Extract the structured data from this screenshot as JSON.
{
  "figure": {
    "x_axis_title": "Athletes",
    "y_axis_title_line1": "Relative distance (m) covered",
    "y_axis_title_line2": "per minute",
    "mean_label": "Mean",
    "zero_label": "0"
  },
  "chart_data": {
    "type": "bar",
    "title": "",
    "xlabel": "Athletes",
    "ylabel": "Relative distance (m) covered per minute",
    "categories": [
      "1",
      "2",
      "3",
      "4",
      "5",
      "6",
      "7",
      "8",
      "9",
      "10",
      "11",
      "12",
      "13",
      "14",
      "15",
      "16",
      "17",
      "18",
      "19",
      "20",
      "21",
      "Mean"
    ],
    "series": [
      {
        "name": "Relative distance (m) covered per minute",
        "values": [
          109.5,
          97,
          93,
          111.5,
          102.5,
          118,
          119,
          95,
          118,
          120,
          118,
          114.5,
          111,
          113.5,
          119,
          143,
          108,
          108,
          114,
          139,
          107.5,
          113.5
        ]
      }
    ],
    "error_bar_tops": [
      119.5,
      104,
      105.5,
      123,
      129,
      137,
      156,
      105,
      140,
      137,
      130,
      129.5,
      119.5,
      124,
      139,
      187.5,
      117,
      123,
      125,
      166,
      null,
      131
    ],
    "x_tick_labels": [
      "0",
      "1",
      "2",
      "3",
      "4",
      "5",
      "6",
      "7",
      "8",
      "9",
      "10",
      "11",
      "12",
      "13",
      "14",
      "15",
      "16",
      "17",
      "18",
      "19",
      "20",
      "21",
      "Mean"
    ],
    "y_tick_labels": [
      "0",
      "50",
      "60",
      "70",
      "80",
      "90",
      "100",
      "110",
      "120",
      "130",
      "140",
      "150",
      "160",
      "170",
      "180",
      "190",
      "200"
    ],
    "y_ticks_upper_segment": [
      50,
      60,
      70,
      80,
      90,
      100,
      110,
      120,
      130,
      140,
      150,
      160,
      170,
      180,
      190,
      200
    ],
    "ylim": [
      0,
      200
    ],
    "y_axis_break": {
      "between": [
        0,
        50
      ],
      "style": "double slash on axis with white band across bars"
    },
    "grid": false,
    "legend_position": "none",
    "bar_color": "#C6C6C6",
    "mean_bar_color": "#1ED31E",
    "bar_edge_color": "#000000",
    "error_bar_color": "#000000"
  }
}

◆ **Exercise details**: The word "Athletes" appears in how many lines of the data? Answer with only the number.

◆ **Task response**: 2